Stated task: Collect all lines below with the string "color".

Records shown:

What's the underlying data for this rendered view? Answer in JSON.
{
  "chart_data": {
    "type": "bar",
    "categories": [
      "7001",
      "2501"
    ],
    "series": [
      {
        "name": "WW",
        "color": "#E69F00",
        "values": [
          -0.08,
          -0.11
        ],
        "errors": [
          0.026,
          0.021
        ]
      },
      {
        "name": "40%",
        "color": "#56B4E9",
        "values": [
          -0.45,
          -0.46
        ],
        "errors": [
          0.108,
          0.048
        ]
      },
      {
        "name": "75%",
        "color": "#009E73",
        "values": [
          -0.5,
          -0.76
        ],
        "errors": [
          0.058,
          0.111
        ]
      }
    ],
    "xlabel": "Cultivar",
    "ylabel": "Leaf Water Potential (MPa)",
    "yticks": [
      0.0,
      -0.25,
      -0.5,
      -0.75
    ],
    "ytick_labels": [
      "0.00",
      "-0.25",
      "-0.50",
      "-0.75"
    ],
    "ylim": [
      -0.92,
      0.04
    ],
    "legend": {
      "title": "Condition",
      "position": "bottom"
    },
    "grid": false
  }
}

Answer to this task:
        "color": "#E69F00",
        "color": "#56B4E9",
        "color": "#009E73",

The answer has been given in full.